Given problem =
What lines of the data hold the string "может"? Pull each one out.

[Dataset excerpt]
****************

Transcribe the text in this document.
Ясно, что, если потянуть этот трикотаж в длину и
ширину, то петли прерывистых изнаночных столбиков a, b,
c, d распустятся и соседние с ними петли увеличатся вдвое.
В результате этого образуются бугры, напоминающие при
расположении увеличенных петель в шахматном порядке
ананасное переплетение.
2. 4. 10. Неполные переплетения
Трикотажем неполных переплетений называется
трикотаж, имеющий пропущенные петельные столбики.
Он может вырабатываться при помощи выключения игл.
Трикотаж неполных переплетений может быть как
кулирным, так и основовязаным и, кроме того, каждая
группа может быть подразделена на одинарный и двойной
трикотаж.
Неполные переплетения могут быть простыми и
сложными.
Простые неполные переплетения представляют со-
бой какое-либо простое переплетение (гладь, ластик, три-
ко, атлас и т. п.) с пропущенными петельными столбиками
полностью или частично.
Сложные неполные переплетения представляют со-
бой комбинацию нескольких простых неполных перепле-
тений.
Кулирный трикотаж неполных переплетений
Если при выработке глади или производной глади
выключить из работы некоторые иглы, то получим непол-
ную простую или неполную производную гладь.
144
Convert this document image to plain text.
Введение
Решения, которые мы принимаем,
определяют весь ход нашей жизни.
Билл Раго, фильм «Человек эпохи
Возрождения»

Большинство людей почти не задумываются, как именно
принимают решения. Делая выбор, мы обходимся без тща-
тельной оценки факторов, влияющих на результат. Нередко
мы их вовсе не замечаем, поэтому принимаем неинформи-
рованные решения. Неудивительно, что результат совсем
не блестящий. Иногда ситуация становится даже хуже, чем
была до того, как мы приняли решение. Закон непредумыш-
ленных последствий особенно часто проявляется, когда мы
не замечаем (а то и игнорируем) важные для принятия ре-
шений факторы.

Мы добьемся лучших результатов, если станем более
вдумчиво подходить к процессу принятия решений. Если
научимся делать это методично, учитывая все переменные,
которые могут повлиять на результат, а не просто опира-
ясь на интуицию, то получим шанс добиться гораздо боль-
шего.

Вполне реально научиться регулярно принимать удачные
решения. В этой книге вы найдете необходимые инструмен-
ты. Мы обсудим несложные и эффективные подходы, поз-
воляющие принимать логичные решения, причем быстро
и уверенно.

****************

Response to this task =
Он может вырабатываться при помощи выключения игл.
Трикотаж неполных переплетений может быть как
группа может быть подразделена на одинарный и двойной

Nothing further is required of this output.